### INSTRUCTION
Repeat every entry word for word, skipping the pictures.
## begin SUPPLIED INFORMATION
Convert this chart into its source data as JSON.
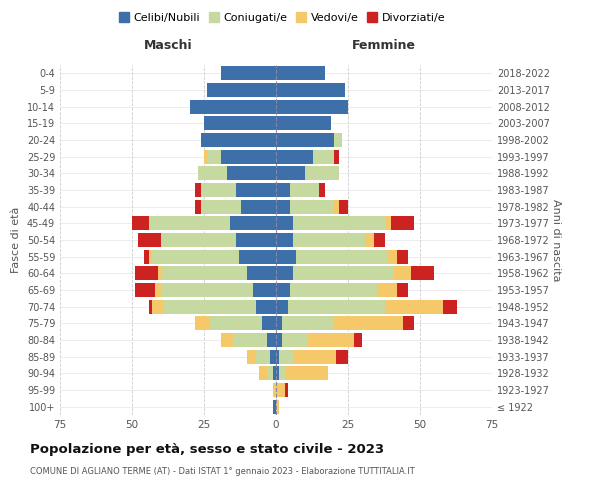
{
  "age_groups": [
    "100+",
    "95-99",
    "90-94",
    "85-89",
    "80-84",
    "75-79",
    "70-74",
    "65-69",
    "60-64",
    "55-59",
    "50-54",
    "45-49",
    "40-44",
    "35-39",
    "30-34",
    "25-29",
    "20-24",
    "15-19",
    "10-14",
    "5-9",
    "0-4"
  ],
  "birth_years": [
    "≤ 1922",
    "1923-1927",
    "1928-1932",
    "1933-1937",
    "1938-1942",
    "1943-1947",
    "1948-1952",
    "1953-1957",
    "1958-1962",
    "1963-1967",
    "1968-1972",
    "1973-1977",
    "1978-1982",
    "1983-1987",
    "1988-1992",
    "1993-1997",
    "1998-2002",
    "2003-2007",
    "2008-2012",
    "2013-2017",
    "2018-2022"
  ],
  "colors": {
    "celibe": "#3d6fa8",
    "coniugato": "#c5d9a0",
    "vedovo": "#f5c96a",
    "divorziato": "#cc2222"
  },
  "males": {
    "celibe": [
      1,
      0,
      1,
      2,
      3,
      5,
      7,
      8,
      10,
      13,
      14,
      16,
      12,
      14,
      17,
      19,
      26,
      25,
      30,
      24,
      19
    ],
    "coniugato": [
      0,
      0,
      2,
      5,
      12,
      18,
      32,
      32,
      30,
      30,
      26,
      28,
      14,
      12,
      10,
      5,
      0,
      0,
      0,
      0,
      0
    ],
    "vedovo": [
      0,
      1,
      3,
      3,
      4,
      5,
      4,
      2,
      1,
      1,
      0,
      0,
      0,
      0,
      0,
      1,
      0,
      0,
      0,
      0,
      0
    ],
    "divorziato": [
      0,
      0,
      0,
      0,
      0,
      0,
      1,
      7,
      8,
      2,
      8,
      6,
      2,
      2,
      0,
      0,
      0,
      0,
      0,
      0,
      0
    ]
  },
  "females": {
    "nubile": [
      0,
      0,
      1,
      1,
      2,
      2,
      4,
      5,
      6,
      7,
      6,
      6,
      5,
      5,
      10,
      13,
      20,
      19,
      25,
      24,
      17
    ],
    "coniugata": [
      0,
      0,
      2,
      5,
      9,
      18,
      34,
      30,
      35,
      32,
      25,
      32,
      15,
      10,
      12,
      7,
      3,
      0,
      0,
      0,
      0
    ],
    "vedova": [
      1,
      3,
      15,
      15,
      16,
      24,
      20,
      7,
      6,
      3,
      3,
      2,
      2,
      0,
      0,
      0,
      0,
      0,
      0,
      0,
      0
    ],
    "divorziata": [
      0,
      1,
      0,
      4,
      3,
      4,
      5,
      4,
      8,
      4,
      4,
      8,
      3,
      2,
      0,
      2,
      0,
      0,
      0,
      0,
      0
    ]
  },
  "title": "Popolazione per età, sesso e stato civile - 2023",
  "subtitle": "COMUNE DI AGLIANO TERME (AT) - Dati ISTAT 1° gennaio 2023 - Elaborazione TUTTITALIA.IT",
  "xlabel_maschi": "Maschi",
  "xlabel_femmine": "Femmine",
  "ylabel": "Fasce di età",
  "ylabel_right": "Anni di nascita",
  "xlim": 75,
  "background_color": "#ffffff",
  "legend_labels": [
    "Celibi/Nubili",
    "Coniugati/e",
    "Vedovi/e",
    "Divorziati/e"
  ]
}
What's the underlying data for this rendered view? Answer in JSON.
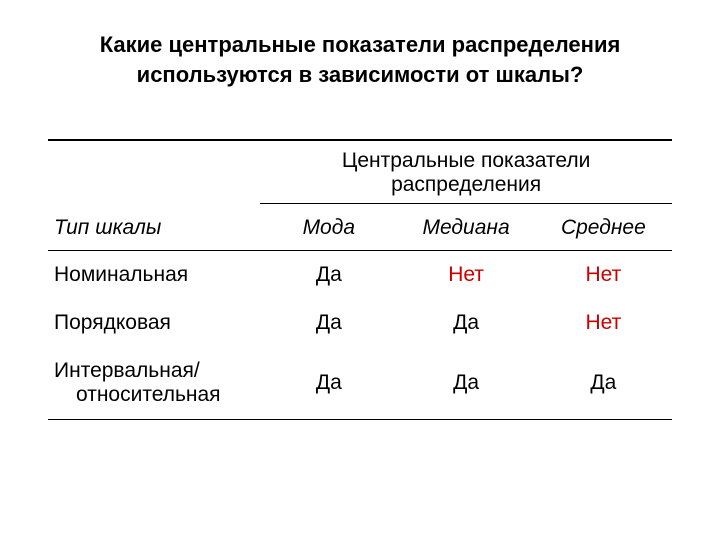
## end SUPPLIED INFORMATION
### FULL SOLUTION
Convert this chart into its source data as JSON.
{
  "age_groups": [
    "100+",
    "95-99",
    "90-94",
    "85-89",
    "80-84",
    "75-79",
    "70-74",
    "65-69",
    "60-64",
    "55-59",
    "50-54",
    "45-49",
    "40-44",
    "35-39",
    "30-34",
    "25-29",
    "20-24",
    "15-19",
    "10-14",
    "5-9",
    "0-4"
  ],
  "birth_years": [
    "≤ 1922",
    "1923-1927",
    "1928-1932",
    "1933-1937",
    "1938-1942",
    "1943-1947",
    "1948-1952",
    "1953-1957",
    "1958-1962",
    "1963-1967",
    "1968-1972",
    "1973-1977",
    "1978-1982",
    "1983-1987",
    "1988-1992",
    "1993-1997",
    "1998-2002",
    "2003-2007",
    "2008-2012",
    "2013-2017",
    "2018-2022"
  ],
  "colors": {
    "celibe": "#3d6fa8",
    "coniugato": "#c5d9a0",
    "vedovo": "#f5c96a",
    "divorziato": "#cc2222"
  },
  "males": {
    "celibe": [
      1,
      0,
      1,
      2,
      3,
      5,
      7,
      8,
      10,
      13,
      14,
      16,
      12,
      14,
      17,
      19,
      26,
      25,
      30,
      24,
      19
    ],
    "coniugato": [
      0,
      0,
      2,
      5,
      12,
      18,
      32,
      32,
      30,
      30,
      26,
      28,
      14,
      12,
      10,
      5,
      0,
      0,
      0,
      0,
      0
    ],
    "vedovo": [
      0,
      1,
      3,
      3,
      4,
      5,
      4,
      2,
      1,
      1,
      0,
      0,
      0,
      0,
      0,
      1,
      0,
      0,
      0,
      0,
      0
    ],
    "divorziato": [
      0,
      0,
      0,
      0,
      0,
      0,
      1,
      7,
      8,
      2,
      8,
      6,
      2,
      2,
      0,
      0,
      0,
      0,
      0,
      0,
      0
    ]
  },
  "females": {
    "nubile": [
      0,
      0,
      1,
      1,
      2,
      2,
      4,
      5,
      6,
      7,
      6,
      6,
      5,
      5,
      10,
      13,
      20,
      19,
      25,
      24,
      17
    ],
    "coniugata": [
      0,
      0,
      2,
      5,
      9,
      18,
      34,
      30,
      35,
      32,
      25,
      32,
      15,
      10,
      12,
      7,
      3,
      0,
      0,
      0,
      0
    ],
    "vedova": [
      1,
      3,
      15,
      15,
      16,
      24,
      20,
      7,
      6,
      3,
      3,
      2,
      2,
      0,
      0,
      0,
      0,
      0,
      0,
      0,
      0
    ],
    "divorziata": [
      0,
      1,
      0,
      4,
      3,
      4,
      5,
      4,
      8,
      4,
      4,
      8,
      3,
      2,
      0,
      2,
      0,
      0,
      0,
      0,
      0
    ]
  },
  "title": "Popolazione per età, sesso e stato civile - 2023",
  "subtitle": "COMUNE DI AGLIANO TERME (AT) - Dati ISTAT 1° gennaio 2023 - Elaborazione TUTTITALIA.IT",
  "xlabel_maschi": "Maschi",
  "xlabel_femmine": "Femmine",
  "ylabel": "Fasce di età",
  "ylabel_right": "Anni di nascita",
  "xlim": 75,
  "background_color": "#ffffff",
  "legend_labels": [
    "Celibi/Nubili",
    "Coniugati/e",
    "Vedovi/e",
    "Divorziati/e"
  ]
}
What's the underlying data for this rendered view? Answer in JSON.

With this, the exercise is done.